REQUIRED WORK: Take each line containing "этамзилат" and report it exactly as written.

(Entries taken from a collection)
-------------------------
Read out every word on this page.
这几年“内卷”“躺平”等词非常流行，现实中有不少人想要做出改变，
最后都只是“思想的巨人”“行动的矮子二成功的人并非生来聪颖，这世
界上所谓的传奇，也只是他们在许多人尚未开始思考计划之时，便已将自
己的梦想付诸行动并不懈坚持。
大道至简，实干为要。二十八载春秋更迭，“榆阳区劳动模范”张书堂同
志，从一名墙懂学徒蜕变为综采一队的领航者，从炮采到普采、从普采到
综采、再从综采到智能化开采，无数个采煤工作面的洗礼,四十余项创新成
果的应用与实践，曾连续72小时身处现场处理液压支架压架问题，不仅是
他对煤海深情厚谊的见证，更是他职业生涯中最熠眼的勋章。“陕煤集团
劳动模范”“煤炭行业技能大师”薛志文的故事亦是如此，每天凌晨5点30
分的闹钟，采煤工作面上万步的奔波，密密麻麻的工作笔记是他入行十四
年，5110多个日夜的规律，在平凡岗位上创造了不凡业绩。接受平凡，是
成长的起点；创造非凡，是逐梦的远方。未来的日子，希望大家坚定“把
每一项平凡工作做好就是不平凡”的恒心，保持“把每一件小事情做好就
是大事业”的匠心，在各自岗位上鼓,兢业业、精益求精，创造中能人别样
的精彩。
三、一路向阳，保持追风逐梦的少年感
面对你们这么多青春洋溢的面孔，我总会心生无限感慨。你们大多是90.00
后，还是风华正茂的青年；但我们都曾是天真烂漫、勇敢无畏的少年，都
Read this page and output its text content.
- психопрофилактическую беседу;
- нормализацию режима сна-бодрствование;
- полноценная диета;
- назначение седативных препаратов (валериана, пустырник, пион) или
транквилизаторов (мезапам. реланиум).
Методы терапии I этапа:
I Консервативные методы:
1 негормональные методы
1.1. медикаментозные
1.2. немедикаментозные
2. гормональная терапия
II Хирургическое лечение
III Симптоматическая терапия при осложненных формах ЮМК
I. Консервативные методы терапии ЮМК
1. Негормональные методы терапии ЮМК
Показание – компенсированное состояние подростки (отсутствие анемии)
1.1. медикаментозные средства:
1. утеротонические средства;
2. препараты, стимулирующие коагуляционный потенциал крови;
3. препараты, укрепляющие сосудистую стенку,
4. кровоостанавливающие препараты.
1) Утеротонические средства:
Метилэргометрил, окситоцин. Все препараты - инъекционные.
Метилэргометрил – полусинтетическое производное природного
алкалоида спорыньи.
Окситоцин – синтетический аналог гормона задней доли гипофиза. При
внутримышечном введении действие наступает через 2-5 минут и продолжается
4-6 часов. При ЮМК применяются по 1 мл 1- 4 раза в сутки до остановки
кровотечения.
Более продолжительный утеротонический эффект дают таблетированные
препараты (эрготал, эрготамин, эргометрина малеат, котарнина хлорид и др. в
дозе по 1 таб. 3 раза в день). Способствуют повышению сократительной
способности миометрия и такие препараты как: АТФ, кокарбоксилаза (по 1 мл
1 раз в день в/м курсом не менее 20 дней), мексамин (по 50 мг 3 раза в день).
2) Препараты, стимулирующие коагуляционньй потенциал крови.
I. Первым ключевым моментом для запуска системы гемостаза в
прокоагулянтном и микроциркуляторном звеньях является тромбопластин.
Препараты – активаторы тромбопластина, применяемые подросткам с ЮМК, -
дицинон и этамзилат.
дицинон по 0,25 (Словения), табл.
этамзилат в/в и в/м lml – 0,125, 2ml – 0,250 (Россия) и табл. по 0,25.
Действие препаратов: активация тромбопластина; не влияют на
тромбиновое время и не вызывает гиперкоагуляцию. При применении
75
-------------------------
TASK SOLUTION:
дицинон и этамзилат.
этамзилат в/в и в/м lml – 0,125, 2ml – 0,250 (Россия) и табл. по 0,25.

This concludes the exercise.